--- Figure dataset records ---
-=-=-=-=-

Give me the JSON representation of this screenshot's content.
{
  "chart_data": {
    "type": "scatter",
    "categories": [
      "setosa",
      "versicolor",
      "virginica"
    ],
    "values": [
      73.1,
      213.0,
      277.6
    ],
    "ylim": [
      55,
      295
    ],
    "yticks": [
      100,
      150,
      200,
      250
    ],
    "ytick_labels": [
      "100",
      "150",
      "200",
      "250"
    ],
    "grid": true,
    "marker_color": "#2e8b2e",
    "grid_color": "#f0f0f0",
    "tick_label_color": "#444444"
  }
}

-=-=-=-=-

--- Given task ---
Reproduce each line verbatim.

--- Solved problem ---
Give me the JSON representation of this screenshot's content.
{
  "chart_data": {
    "type": "scatter",
    "categories": [
      "setosa",
      "versicolor",
      "virginica"
    ],
    "values": [
      73.1,
      213.0,
      277.6
    ],
    "ylim": [
      55,
      295
    ],
    "yticks": [
      100,
      150,
      200,
      250
    ],
    "ytick_labels": [
      "100",
      "150",
      "200",
      "250"
    ],
    "grid": true,
    "marker_color": "#2e8b2e",
    "grid_color": "#f0f0f0",
    "tick_label_color": "#444444"
  }
}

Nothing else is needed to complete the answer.